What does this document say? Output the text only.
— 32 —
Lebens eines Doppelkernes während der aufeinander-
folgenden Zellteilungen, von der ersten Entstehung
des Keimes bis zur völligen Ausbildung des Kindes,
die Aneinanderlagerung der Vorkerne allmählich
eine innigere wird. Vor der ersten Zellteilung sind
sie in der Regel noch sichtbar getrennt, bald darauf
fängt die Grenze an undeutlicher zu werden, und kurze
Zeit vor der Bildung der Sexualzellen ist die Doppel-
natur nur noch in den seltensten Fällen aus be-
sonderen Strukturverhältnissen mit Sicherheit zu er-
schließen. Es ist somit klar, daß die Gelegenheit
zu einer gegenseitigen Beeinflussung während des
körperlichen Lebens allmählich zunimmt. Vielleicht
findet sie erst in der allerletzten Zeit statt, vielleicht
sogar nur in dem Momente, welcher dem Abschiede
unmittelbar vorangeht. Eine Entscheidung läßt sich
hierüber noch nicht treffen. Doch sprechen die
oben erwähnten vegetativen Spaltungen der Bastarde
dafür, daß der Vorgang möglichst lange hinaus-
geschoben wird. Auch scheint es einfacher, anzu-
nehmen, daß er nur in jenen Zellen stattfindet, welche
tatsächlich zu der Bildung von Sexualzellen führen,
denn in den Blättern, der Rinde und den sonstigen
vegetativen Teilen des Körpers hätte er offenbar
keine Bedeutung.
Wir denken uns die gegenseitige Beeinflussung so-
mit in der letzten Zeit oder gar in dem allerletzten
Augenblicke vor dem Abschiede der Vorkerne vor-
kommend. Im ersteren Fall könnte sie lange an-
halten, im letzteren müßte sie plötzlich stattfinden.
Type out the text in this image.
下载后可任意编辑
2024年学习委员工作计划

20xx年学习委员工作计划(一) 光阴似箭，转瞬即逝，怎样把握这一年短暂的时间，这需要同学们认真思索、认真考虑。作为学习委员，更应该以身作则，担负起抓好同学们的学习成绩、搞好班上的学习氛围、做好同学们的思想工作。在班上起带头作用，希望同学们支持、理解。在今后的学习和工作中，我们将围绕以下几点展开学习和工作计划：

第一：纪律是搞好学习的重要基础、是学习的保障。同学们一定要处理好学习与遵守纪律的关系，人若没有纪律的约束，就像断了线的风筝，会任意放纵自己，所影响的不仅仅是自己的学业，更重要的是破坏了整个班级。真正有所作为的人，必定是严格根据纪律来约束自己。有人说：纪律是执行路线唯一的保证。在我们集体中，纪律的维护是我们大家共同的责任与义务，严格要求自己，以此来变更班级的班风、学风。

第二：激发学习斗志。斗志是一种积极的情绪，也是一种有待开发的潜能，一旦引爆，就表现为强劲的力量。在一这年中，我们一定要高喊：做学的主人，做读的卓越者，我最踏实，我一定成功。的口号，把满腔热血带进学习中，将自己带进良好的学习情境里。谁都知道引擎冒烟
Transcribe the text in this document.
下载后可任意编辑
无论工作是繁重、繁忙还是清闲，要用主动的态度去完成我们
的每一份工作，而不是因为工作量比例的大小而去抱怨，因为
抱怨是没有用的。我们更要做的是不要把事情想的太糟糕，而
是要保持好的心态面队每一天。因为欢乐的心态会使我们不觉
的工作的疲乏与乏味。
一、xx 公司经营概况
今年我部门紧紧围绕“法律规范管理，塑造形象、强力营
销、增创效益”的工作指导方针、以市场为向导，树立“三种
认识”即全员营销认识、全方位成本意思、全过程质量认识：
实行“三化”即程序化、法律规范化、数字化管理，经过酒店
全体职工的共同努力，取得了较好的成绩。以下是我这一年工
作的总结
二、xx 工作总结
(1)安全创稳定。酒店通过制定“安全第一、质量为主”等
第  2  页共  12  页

========

TASK STATEMENT: Pull every line containing the word "text" out of the material.

TASK OUTPUT:
What does this document say? Output the text only.
Type out the text in this image.
Transcribe the text in this document.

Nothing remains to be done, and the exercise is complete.